── Provided passage
Digital Safety & Citizenship

By: Hannah Gebrosky, Madi Drake, and Emily Chatburn 

May 1, 2018

Why Make Time for Digital Safety?

Our classrooms buzz with conversations surrounded around Snapchat, Instagram, and Twitter. Students are constantly connected to the web and it’s essential that they understand how to interact with this new daily medium. Through the world of digital literacy, digital citizenship is an important aspect to ensure students are using technology in an appropriate and meaningful way.

Design Process

As we designed our digital safety workshop, our hope was that students would be able to learn and apply the guidelines of digital citizenship on a digital platform. We hope that as you read this post, you will be able to learn about ways to make digital citizenship engaging, fun, and interactive.
────
── Material supplied
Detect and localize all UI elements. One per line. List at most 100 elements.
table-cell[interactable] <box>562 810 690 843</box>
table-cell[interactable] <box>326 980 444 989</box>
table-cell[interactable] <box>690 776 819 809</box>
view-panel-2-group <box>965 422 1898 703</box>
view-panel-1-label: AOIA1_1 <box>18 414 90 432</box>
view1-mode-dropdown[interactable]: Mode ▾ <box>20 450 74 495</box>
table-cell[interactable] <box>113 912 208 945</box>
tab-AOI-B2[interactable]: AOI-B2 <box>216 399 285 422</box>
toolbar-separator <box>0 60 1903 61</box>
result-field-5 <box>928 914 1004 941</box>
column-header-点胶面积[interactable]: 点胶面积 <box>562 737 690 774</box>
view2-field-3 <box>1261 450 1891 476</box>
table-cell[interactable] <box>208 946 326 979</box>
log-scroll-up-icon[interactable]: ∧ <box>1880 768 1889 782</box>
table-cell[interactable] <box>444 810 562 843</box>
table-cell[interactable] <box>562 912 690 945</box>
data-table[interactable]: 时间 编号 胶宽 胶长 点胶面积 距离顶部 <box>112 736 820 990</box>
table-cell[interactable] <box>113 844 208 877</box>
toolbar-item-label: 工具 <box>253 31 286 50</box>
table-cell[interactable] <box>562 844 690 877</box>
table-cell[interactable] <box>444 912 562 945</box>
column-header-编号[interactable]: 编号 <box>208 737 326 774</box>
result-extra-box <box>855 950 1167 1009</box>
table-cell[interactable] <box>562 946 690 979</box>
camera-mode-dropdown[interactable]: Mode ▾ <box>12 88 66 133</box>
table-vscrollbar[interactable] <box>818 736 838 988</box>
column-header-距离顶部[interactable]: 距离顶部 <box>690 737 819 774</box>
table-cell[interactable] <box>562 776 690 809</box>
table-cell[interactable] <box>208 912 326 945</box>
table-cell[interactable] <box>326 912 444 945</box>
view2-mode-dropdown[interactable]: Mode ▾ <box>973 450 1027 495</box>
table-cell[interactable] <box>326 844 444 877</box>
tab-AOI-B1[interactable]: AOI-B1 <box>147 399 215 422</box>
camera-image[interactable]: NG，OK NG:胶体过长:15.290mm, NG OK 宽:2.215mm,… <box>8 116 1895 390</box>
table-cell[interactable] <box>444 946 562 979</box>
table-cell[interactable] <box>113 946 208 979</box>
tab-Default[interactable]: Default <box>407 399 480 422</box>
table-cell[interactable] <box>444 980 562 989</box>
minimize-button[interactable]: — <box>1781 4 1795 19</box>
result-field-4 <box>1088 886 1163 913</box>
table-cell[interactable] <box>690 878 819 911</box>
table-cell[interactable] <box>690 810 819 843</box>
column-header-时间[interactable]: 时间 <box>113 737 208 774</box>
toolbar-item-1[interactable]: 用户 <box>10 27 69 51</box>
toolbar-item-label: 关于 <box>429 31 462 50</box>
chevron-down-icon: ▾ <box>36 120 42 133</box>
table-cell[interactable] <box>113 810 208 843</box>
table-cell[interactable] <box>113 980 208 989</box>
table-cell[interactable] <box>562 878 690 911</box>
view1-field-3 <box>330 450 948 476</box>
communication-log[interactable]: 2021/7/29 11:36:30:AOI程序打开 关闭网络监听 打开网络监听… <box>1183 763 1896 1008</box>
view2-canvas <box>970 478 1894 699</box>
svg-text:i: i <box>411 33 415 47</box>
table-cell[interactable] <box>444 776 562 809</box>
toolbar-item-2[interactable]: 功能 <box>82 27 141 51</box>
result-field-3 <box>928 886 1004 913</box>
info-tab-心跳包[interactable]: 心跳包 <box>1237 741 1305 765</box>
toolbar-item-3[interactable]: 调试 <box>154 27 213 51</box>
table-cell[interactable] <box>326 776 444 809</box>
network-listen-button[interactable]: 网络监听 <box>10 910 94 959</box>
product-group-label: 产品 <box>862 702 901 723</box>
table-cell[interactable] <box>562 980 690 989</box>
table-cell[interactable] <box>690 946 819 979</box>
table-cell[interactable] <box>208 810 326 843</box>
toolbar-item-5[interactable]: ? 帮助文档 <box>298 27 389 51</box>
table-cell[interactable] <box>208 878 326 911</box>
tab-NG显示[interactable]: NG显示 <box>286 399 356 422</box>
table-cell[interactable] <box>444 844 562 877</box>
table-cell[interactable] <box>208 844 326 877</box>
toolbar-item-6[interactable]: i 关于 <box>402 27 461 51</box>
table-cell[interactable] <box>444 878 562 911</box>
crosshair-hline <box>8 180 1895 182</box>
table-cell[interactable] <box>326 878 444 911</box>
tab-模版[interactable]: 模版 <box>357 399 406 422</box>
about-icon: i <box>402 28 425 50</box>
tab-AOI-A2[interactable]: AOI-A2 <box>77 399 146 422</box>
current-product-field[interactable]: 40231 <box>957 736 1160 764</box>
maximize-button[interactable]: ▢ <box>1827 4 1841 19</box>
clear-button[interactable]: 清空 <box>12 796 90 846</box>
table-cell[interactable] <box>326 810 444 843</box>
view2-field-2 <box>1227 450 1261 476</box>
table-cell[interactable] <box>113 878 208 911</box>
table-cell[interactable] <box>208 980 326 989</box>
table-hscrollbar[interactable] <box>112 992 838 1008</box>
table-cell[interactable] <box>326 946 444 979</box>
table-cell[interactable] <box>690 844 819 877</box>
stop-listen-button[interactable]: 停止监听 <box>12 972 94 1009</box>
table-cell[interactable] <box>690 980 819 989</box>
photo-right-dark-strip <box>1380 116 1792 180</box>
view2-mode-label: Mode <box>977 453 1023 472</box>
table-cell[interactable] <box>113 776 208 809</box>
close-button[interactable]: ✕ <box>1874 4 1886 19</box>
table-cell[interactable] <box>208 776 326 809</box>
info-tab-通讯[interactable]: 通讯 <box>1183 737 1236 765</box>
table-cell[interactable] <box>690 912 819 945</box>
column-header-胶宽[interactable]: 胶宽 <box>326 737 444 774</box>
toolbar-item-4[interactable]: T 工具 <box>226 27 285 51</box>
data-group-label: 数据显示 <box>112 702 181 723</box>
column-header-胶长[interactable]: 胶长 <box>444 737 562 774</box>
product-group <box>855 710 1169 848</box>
────
Problem set:
1. List every social media platform that the digital safety and citizenship text names.
2. According to the digital safety and citizenship text, what did its authors design?
3. Pick up the digital safety and citizenship text after its final sentence and carry it forward.
The records have no connection to the text on digital safety and citizenship.

Answer set:
1. Snapchat, Instagram, Twitter

2. A digital safety workshop.

3.
As we began thinking about this lesson, we thought students could create digital safety posters using paper and markers. After some thought, we recognized that using a paper/pencil medium would not allow them to learn important aspects of being a digital learner. We weren’t entirely convinced until we started searching for websites and apps that allowed students to make posters online. We found a website called PosterMyWall that engaged students and facilitated the design process in a simple manner. When exploring this website, we recognized that this medium would also allow for us to easily share the posters digitally with an authentic audience at any time. Typically with traditional posters, they are confined to one space and no matter how beautiful they end up, they are either thrown in the trash, stuffed in the back of a closet or sent home with a student to do who knows what with?!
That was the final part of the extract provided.